Review the listing and copy each line that holds the word "between".

#### RECORDS FOR THIS EXERCISE:
********************

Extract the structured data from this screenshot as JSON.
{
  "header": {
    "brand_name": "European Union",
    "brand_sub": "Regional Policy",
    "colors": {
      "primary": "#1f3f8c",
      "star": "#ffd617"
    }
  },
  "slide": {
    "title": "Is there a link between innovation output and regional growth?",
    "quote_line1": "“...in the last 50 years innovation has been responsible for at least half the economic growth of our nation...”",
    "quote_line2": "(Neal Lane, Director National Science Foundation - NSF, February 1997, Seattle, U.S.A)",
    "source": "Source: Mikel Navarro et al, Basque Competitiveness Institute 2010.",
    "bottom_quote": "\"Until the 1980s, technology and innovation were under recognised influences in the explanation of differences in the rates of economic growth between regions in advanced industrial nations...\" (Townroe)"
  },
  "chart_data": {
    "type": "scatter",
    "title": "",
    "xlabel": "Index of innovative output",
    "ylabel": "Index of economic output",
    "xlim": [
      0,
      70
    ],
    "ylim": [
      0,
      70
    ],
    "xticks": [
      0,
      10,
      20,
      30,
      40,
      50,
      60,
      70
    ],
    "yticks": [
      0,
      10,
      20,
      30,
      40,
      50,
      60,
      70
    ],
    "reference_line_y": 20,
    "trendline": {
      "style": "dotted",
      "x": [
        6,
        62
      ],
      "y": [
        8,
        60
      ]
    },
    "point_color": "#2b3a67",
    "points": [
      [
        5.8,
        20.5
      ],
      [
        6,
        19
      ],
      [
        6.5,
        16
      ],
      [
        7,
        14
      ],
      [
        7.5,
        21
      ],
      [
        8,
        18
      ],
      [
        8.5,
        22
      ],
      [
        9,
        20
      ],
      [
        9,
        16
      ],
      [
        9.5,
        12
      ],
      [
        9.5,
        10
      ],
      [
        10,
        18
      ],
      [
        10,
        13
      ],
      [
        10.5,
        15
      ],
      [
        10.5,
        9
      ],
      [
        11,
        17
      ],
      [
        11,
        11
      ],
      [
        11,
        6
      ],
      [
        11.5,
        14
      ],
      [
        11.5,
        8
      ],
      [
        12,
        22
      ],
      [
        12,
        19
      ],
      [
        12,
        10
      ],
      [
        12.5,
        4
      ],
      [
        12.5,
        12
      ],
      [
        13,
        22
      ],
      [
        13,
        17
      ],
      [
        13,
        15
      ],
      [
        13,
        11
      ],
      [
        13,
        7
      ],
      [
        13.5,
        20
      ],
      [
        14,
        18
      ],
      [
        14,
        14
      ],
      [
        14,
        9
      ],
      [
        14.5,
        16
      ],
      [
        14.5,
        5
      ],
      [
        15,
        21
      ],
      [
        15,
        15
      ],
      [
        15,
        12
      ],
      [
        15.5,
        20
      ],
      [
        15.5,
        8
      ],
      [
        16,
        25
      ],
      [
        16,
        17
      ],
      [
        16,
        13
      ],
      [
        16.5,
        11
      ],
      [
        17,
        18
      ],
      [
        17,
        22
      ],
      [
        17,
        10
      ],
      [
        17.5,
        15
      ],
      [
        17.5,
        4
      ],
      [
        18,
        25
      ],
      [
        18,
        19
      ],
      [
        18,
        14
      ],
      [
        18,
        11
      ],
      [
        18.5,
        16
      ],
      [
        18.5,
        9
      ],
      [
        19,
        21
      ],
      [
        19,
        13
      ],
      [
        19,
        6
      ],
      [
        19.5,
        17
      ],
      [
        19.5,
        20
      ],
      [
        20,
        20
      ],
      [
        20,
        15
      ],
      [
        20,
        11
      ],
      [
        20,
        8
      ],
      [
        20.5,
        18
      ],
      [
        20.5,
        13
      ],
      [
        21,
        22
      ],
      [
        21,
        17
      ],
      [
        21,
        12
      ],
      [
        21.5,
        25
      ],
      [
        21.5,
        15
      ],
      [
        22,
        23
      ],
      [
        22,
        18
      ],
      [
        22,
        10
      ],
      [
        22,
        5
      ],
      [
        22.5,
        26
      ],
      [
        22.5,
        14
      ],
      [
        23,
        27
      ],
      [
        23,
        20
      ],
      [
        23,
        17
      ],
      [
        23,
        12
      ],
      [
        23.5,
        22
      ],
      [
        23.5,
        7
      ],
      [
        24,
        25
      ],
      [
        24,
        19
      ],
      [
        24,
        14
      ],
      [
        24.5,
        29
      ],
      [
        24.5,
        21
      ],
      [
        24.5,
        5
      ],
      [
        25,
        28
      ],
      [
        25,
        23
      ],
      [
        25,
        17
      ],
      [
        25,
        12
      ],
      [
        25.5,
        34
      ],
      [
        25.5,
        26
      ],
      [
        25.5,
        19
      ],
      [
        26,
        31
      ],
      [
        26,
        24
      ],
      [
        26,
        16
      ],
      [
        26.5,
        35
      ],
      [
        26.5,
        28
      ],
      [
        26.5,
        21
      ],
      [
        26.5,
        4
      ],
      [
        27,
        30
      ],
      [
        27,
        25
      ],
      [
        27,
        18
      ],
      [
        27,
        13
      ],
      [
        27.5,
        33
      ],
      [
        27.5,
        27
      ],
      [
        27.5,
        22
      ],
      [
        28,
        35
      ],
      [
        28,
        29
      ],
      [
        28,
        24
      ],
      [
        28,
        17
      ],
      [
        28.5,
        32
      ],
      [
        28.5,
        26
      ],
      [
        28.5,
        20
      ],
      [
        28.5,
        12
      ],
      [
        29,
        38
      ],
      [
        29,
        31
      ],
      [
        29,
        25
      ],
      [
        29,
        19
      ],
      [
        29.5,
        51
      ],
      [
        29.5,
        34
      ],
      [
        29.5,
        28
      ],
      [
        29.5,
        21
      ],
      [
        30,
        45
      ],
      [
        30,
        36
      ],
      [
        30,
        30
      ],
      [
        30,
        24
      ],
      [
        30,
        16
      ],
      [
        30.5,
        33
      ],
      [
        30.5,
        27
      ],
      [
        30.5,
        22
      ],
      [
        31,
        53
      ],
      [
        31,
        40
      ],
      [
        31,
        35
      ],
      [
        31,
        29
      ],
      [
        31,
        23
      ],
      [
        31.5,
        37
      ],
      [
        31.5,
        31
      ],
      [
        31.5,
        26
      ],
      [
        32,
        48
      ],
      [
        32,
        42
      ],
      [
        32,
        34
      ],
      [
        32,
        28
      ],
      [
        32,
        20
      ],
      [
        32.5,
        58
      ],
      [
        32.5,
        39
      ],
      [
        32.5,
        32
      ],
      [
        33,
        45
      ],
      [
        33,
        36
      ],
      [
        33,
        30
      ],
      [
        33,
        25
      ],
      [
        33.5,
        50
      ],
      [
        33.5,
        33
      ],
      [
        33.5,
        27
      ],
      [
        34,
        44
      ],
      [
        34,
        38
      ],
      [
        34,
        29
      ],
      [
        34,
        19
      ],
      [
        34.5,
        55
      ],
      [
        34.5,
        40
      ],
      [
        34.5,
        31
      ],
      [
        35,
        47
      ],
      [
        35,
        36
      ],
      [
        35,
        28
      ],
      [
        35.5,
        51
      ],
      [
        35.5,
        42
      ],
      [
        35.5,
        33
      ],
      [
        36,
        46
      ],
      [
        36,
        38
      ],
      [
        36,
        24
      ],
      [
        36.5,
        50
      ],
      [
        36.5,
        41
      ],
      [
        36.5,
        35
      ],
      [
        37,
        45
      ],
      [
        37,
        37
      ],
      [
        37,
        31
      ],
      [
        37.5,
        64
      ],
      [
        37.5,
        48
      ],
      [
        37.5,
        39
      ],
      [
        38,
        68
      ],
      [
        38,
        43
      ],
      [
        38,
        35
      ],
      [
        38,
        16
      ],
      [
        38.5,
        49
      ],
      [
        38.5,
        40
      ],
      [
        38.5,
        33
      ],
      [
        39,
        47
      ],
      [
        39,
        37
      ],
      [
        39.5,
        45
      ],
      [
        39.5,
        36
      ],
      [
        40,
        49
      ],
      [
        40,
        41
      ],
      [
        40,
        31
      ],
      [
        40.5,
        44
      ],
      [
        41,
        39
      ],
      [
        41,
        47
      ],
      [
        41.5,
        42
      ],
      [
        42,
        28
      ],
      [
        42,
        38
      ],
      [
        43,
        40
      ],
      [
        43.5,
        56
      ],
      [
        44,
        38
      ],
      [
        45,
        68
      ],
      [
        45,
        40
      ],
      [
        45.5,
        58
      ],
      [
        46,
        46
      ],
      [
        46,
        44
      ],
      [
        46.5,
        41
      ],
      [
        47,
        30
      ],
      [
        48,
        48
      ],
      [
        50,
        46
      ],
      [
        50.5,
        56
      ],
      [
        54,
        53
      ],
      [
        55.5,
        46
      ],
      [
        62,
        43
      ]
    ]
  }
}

********************

#### COMPLETED EXERCISE:
    "title": "Is there a link between innovation output and regional growth?",
    "bottom_quote": "\"Until the 1980s, technology and innovation were under recognised influences in the explanation of differences in the rates of economic growth between regions in advanced industrial nations...\" (Townroe)"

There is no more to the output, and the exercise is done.